■ **Problem to solve**: Copy each line that contains the word "scalen".

* begin Extracted entries *

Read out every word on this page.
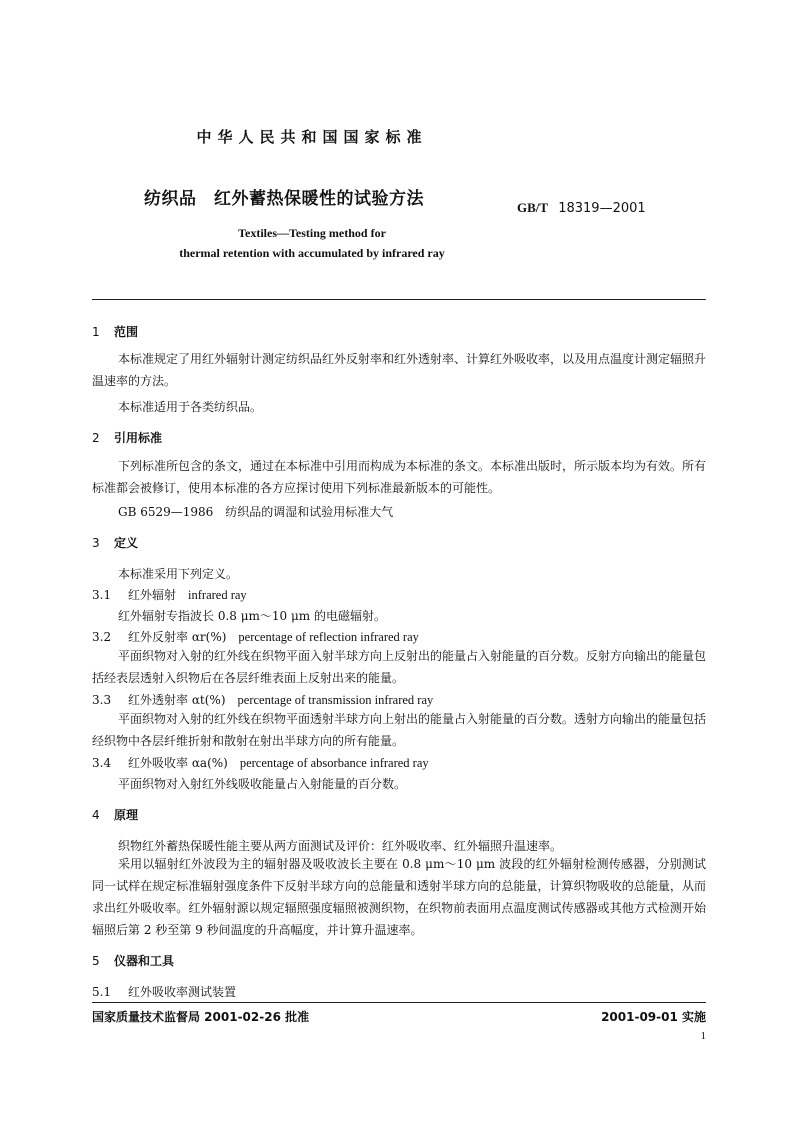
中华人民共和国国家标准
纺织品　红外蓄热保暖性的试验方法	GB/T 18319—2001
Textiles—Testing method for
thermal retention with accumulated by infrared ray
1 范围
本标准规定了用红外辐射计测定纺织品红外反射率和红外透射率、计算红外吸收率，以及用点温度计测定辐照升温速率的方法。
本标准适用于各类纺织品。
2 引用标准
下列标准所包含的条文，通过在本标准中引用而构成为本标准的条文。本标准出版时，所示版本均为有效。所有标准都会被修订，使用本标准的各方应探讨使用下列标准最新版本的可能性。
GB 6529—1986　纺织品的调湿和试验用标准大气
3 定义
本标准采用下列定义。
3.1 红外辐射　infrared ray
红外辐射专指波长 0.8 μm～10 μm 的电磁辐射。
3.2 红外反射率 αr(%)　percentage of reflection infrared ray
平面织物对入射的红外线在织物平面入射半球方向上反射出的能量占入射能量的百分数。反射方向输出的能量包括经表层透射入织物后在各层纤维表面上反射出来的能量。
3.3 红外透射率 αt(%)　percentage of transmission infrared ray
平面织物对入射的红外线在织物平面透射半球方向上射出的能量占入射能量的百分数。透射方向输出的能量包括经织物中各层纤维折射和散射在射出半球方向的所有能量。
3.4 红外吸收率 αa(%)　percentage of absorbance infrared ray
平面织物对入射红外线吸收能量占入射能量的百分数。
4 原理
织物红外蓄热保暖性能主要从两方面测试及评价：红外吸收率、红外辐照升温速率。
采用以辐射红外波段为主的辐射器及吸收波长主要在 0.8 μm～10 μm 波段的红外辐射检测传感器，分别测试同一试样在规定标准辐射强度条件下反射半球方向的总能量和透射半球方向的总能量，计算织物吸收的总能量，从而求出红外吸收率。红外辐射源以规定辐照强度辐照被测织物，在织物前表面用点温度测试传感器或其他方式检测开始辐照后第 2 秒至第 9 秒间温度的升高幅度，并计算升温速率。
5 仪器和工具
5.1 红外吸收率测试装置
国家质量技术监督局 2001-02-26 批准	2001-09-01 实施
1
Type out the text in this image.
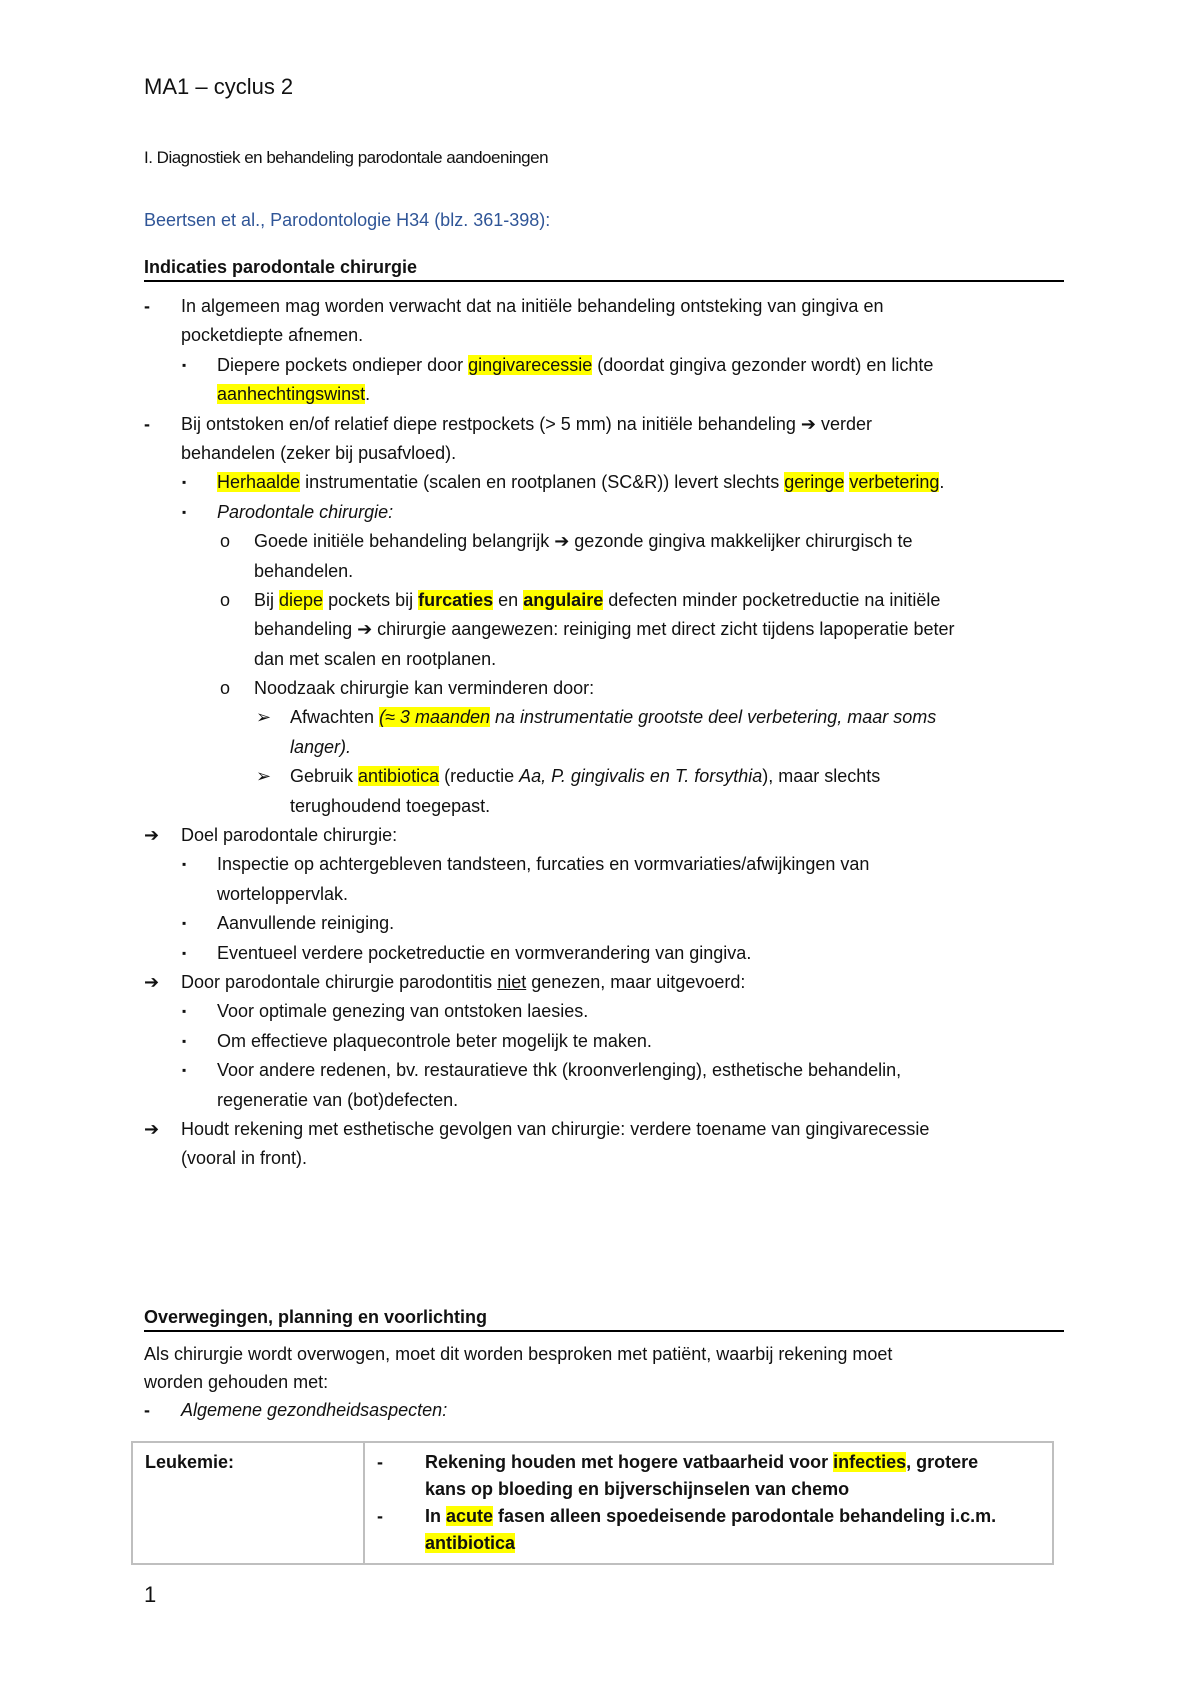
MA1 – cyclus 2
I. Diagnostiek en behandeling parodontale aandoeningen
Beertsen et al., Parodontologie H34 (blz. 361-398):
Indicaties parodontale chirurgie
- In algemeen mag worden verwacht dat na initiële behandeling ontsteking van gingiva en
pocketdiepte afnemen.
▪ Diepere pockets ondieper door gingivarecessie (doordat gingiva gezonder wordt) en lichte
aanhechtingswinst.
- Bij ontstoken en/of relatief diepe restpockets (> 5 mm) na initiële behandeling ➔ verder
behandelen (zeker bij pusafvloed).
▪ Herhaalde instrumentatie (scalen en rootplanen (SC&R)) levert slechts geringe verbetering.
▪ Parodontale chirurgie:
o Goede initiële behandeling belangrijk ➔ gezonde gingiva makkelijker chirurgisch te
behandelen.
o Bij diepe pockets bij furcaties en angulaire defecten minder pocketreductie na initiële
behandeling ➔ chirurgie aangewezen: reiniging met direct zicht tijdens lapoperatie beter
dan met scalen en rootplanen.
o Noodzaak chirurgie kan verminderen door:
➢ Afwachten (≈ 3 maanden na instrumentatie grootste deel verbetering, maar soms
langer).
➢ Gebruik antibiotica (reductie Aa, P. gingivalis en T. forsythia), maar slechts
terughoudend toegepast.
➔ Doel parodontale chirurgie:
▪ Inspectie op achtergebleven tandsteen, furcaties en vormvariaties/afwijkingen van
worteloppervlak.
▪ Aanvullende reiniging.
▪ Eventueel verdere pocketreductie en vormverandering van gingiva.
➔ Door parodontale chirurgie parodontitis niet genezen, maar uitgevoerd:
▪ Voor optimale genezing van ontstoken laesies.
▪ Om effectieve plaquecontrole beter mogelijk te maken.
▪ Voor andere redenen, bv. restauratieve thk (kroonverlenging), esthetische behandelin,
regeneratie van (bot)defecten.
➔ Houdt rekening met esthetische gevolgen van chirurgie: verdere toename van gingivarecessie
(vooral in front).
Overwegingen, planning en voorlichting
Als chirurgie wordt overwogen, moet dit worden besproken met patiënt, waarbij rekening moet
worden gehouden met:
- Algemene gezondheidsaspecten:
Leukemie:	- Rekening houden met hogere vatbaarheid voor infecties, grotere
kans op bloeding en bijverschijnselen van chemo
- In acute fasen alleen spoedeisende parodontale behandeling i.c.m.
antibiotica
1
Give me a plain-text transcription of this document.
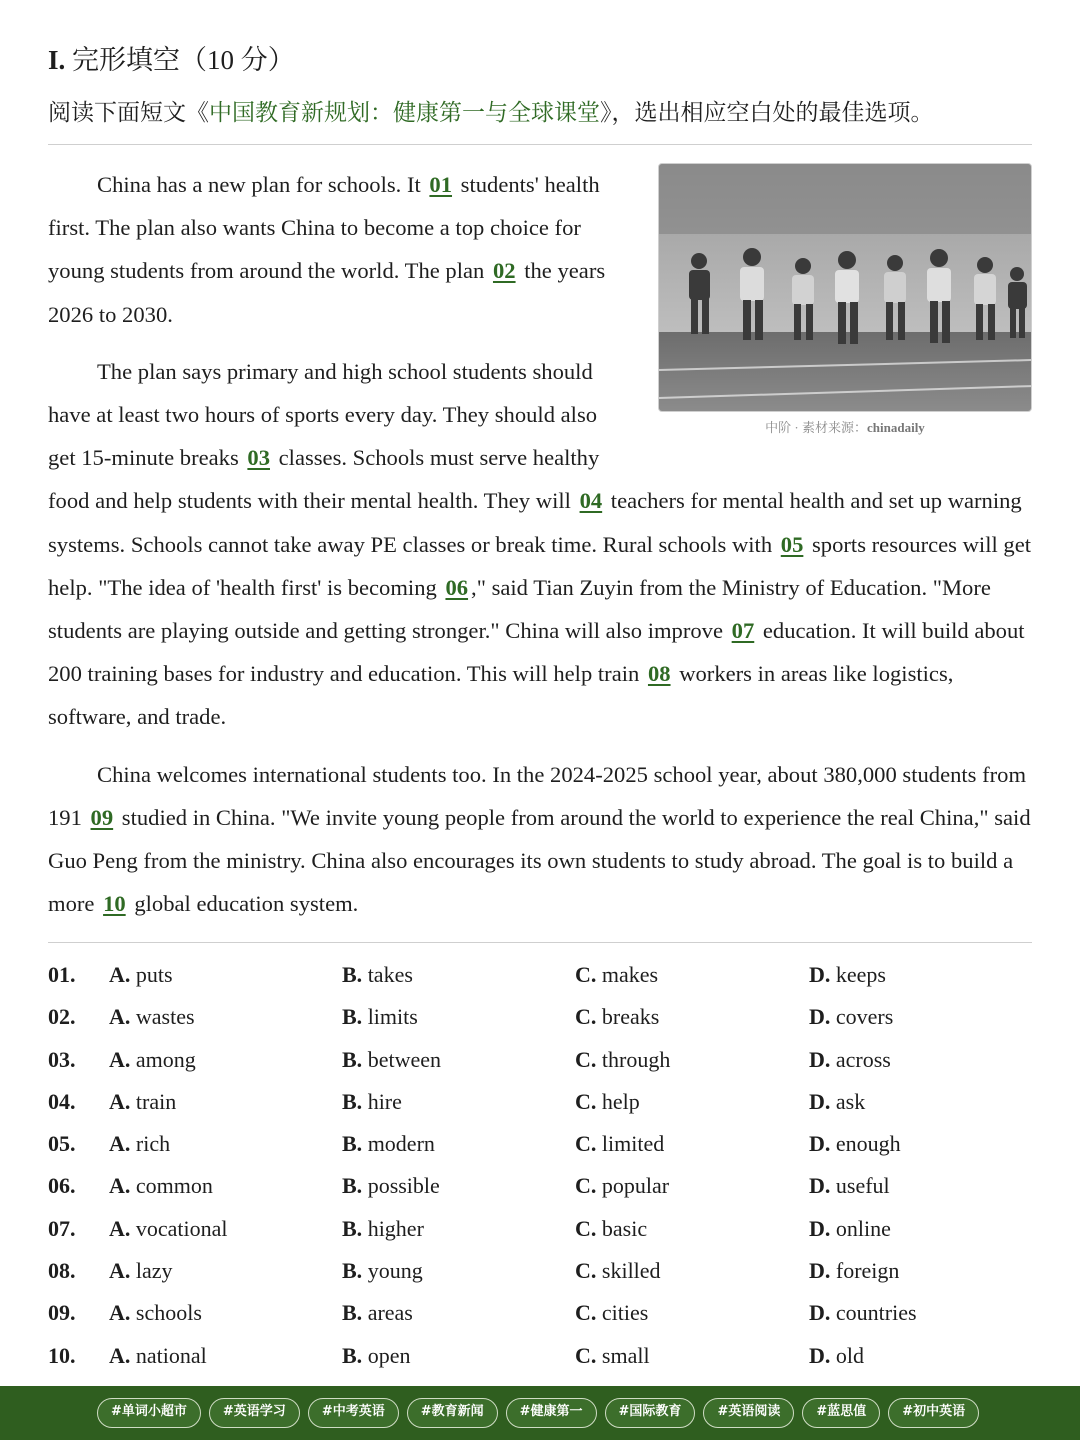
I. 完形填空（10 分）
阅读下面短文《中国教育新规划：健康第一与全球课堂》，选出相应空白处的最佳选项。

中阶 · 素材来源：chinadaily
China has a new plan for schools. It 01 students' health first. The plan also wants China to become a top choice for young students from around the world. The plan 02 the years 2026 to 2030.

The plan says primary and high school students should have at least two hours of sports every day. They should also get 15-minute breaks 03 classes. Schools must serve healthy food and help students with their mental health. They will 04 teachers for mental health and set up warning systems. Schools cannot take away PE classes or break time. Rural schools with 05 sports resources will get help. "The idea of 'health first' is becoming 06 ," said Tian Zuyin from the Ministry of Education. "More students are playing outside and getting stronger." China will also improve 07 education. It will build about 200 training bases for industry and education. This will help train 08 workers in areas like logistics, software, and trade.

China welcomes international students too. In the 2024-2025 school year, about 380,000 students from 191 09 studied in China. "We invite young people from around the world to experience the real China," said Guo Peng from the ministry. China also encourages its own students to study abroad. The goal is to build a more 10 global education system.

01. A. puts	B. takes	C. makes	D. keeps
02. A. wastes	B. limits	C. breaks	D. covers
03. A. among	B. between	C. through	D. across
04. A. train	B. hire	C. help	D. ask
05. A. rich	B. modern	C. limited	D. enough
06. A. common	B. possible	C. popular	D. useful
07. A. vocational	B. higher	C. basic	D. online
08. A. lazy	B. young	C. skilled	D. foreign
09. A. schools	B. areas	C. cities	D. countries
10. A. national	B. open	C. small	D. old
#单词小超市	#英语学习	#中考英语	#教育新闻	#健康第一	#国际教育	#英语阅读	#蓝思值	#初中英语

* end Extracted entries *

■ **Output for this task**:
▪ Herhaalde instrumentatie (scalen en rootplanen (SC&R)) levert slechts geringe verbetering.
dan met scalen en rootplanen.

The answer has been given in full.